[Stored data entries]
☆ ☆ ☆

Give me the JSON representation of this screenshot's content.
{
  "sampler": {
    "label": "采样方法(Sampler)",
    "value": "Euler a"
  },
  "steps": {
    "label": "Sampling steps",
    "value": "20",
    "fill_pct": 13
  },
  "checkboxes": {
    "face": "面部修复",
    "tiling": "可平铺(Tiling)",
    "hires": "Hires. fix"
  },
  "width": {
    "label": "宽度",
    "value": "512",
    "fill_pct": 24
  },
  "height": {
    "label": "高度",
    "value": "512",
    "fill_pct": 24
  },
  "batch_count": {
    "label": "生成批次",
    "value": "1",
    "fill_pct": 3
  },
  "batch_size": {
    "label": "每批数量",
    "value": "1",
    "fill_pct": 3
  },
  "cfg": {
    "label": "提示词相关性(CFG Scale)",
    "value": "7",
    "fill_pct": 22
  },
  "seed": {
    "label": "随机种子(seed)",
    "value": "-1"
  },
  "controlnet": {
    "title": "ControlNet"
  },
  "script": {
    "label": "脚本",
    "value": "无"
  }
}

☆ ☆ ☆

## Goal
Please reproduce each record precisely as written.

## Response below
Give me the JSON representation of this screenshot's content.
{
  "sampler": {
    "label": "采样方法(Sampler)",
    "value": "Euler a"
  },
  "steps": {
    "label": "Sampling steps",
    "value": "20",
    "fill_pct": 13
  },
  "checkboxes": {
    "face": "面部修复",
    "tiling": "可平铺(Tiling)",
    "hires": "Hires. fix"
  },
  "width": {
    "label": "宽度",
    "value": "512",
    "fill_pct": 24
  },
  "height": {
    "label": "高度",
    "value": "512",
    "fill_pct": 24
  },
  "batch_count": {
    "label": "生成批次",
    "value": "1",
    "fill_pct": 3
  },
  "batch_size": {
    "label": "每批数量",
    "value": "1",
    "fill_pct": 3
  },
  "cfg": {
    "label": "提示词相关性(CFG Scale)",
    "value": "7",
    "fill_pct": 22
  },
  "seed": {
    "label": "随机种子(seed)",
    "value": "-1"
  },
  "controlnet": {
    "title": "ControlNet"
  },
  "script": {
    "label": "脚本",
    "value": "无"
  }
}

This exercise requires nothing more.